Without the pictures, write out all the lines below exactly as they appear.

*-*-*

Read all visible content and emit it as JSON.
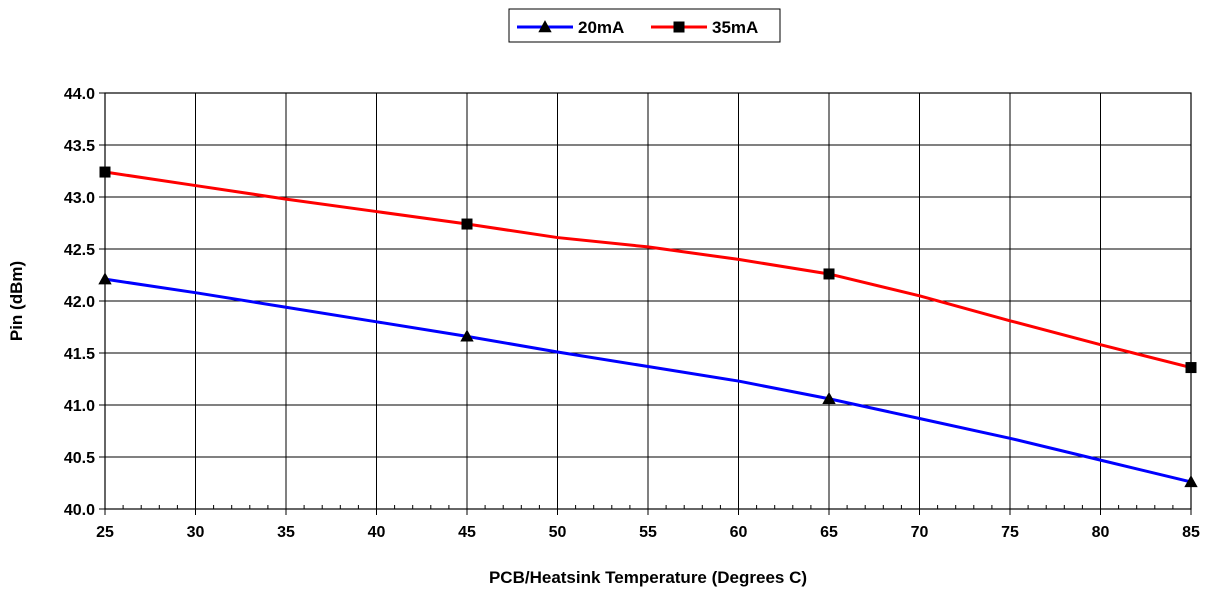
{
  "chart_data": {
    "type": "line",
    "title": "",
    "xlabel": "PCB/Heatsink Temperature (Degrees C)",
    "ylabel": "Pin (dBm)",
    "xlim": [
      25,
      85
    ],
    "ylim": [
      40.0,
      44.0
    ],
    "x_ticks": [
      "25",
      "30",
      "35",
      "40",
      "45",
      "50",
      "55",
      "60",
      "65",
      "70",
      "75",
      "80",
      "85"
    ],
    "y_ticks": [
      "40.0",
      "40.5",
      "41.0",
      "41.5",
      "42.0",
      "42.5",
      "43.0",
      "43.5",
      "44.0"
    ],
    "grid": true,
    "legend_position": "top-center",
    "series": [
      {
        "name": "20mA",
        "color": "#0000ff",
        "marker": "triangle",
        "x": [
          25,
          45,
          65,
          85
        ],
        "y": [
          42.21,
          41.66,
          41.06,
          40.26
        ],
        "curve_x": [
          25,
          30,
          35,
          40,
          45,
          50,
          55,
          60,
          65,
          70,
          75,
          80,
          85
        ],
        "curve_y": [
          42.21,
          42.08,
          41.94,
          41.8,
          41.66,
          41.51,
          41.37,
          41.23,
          41.06,
          40.87,
          40.68,
          40.47,
          40.26
        ]
      },
      {
        "name": "35mA",
        "color": "#ff0000",
        "marker": "square",
        "x": [
          25,
          45,
          65,
          85
        ],
        "y": [
          43.24,
          42.74,
          42.26,
          41.36
        ],
        "curve_x": [
          25,
          30,
          35,
          40,
          45,
          50,
          55,
          60,
          65,
          70,
          75,
          80,
          85
        ],
        "curve_y": [
          43.24,
          43.11,
          42.98,
          42.86,
          42.74,
          42.61,
          42.52,
          42.4,
          42.26,
          42.05,
          41.81,
          41.58,
          41.36
        ]
      }
    ]
  }
}
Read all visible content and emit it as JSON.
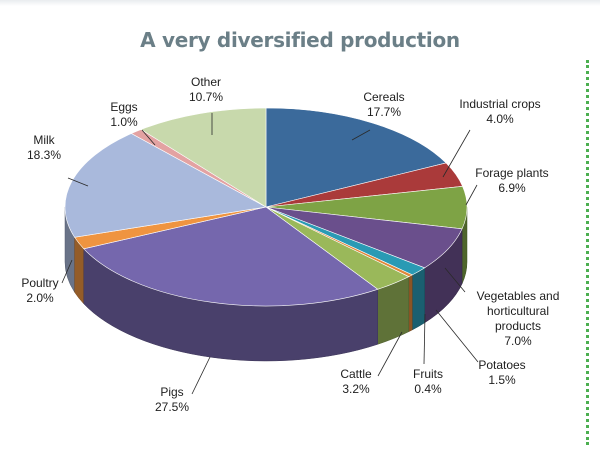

*-*-*

Solved exercise =>
Read all visible content and emit it as JSON.
{
  "chart_data": {
    "type": "line",
    "title": "",
    "xlabel": "PCB/Heatsink Temperature (Degrees C)",
    "ylabel": "Pin (dBm)",
    "xlim": [
      25,
      85
    ],
    "ylim": [
      40.0,
      44.0
    ],
    "x_ticks": [
      "25",
      "30",
      "35",
      "40",
      "45",
      "50",
      "55",
      "60",
      "65",
      "70",
      "75",
      "80",
      "85"
    ],
    "y_ticks": [
      "40.0",
      "40.5",
      "41.0",
      "41.5",
      "42.0",
      "42.5",
      "43.0",
      "43.5",
      "44.0"
    ],
    "grid": true,
    "legend_position": "top-center",
    "series": [
      {
        "name": "20mA",
        "color": "#0000ff",
        "marker": "triangle",
        "x": [
          25,
          45,
          65,
          85
        ],
        "y": [
          42.21,
          41.66,
          41.06,
          40.26
        ],
        "curve_x": [
          25,
          30,
          35,
          40,
          45,
          50,
          55,
          60,
          65,
          70,
          75,
          80,
          85
        ],
        "curve_y": [
          42.21,
          42.08,
          41.94,
          41.8,
          41.66,
          41.51,
          41.37,
          41.23,
          41.06,
          40.87,
          40.68,
          40.47,
          40.26
        ]
      },
      {
        "name": "35mA",
        "color": "#ff0000",
        "marker": "square",
        "x": [
          25,
          45,
          65,
          85
        ],
        "y": [
          43.24,
          42.74,
          42.26,
          41.36
        ],
        "curve_x": [
          25,
          30,
          35,
          40,
          45,
          50,
          55,
          60,
          65,
          70,
          75,
          80,
          85
        ],
        "curve_y": [
          43.24,
          43.11,
          42.98,
          42.86,
          42.74,
          42.61,
          42.52,
          42.4,
          42.26,
          42.05,
          41.81,
          41.58,
          41.36
        ]
      }
    ]
  }
}
Read all visible content and emit it as JSON.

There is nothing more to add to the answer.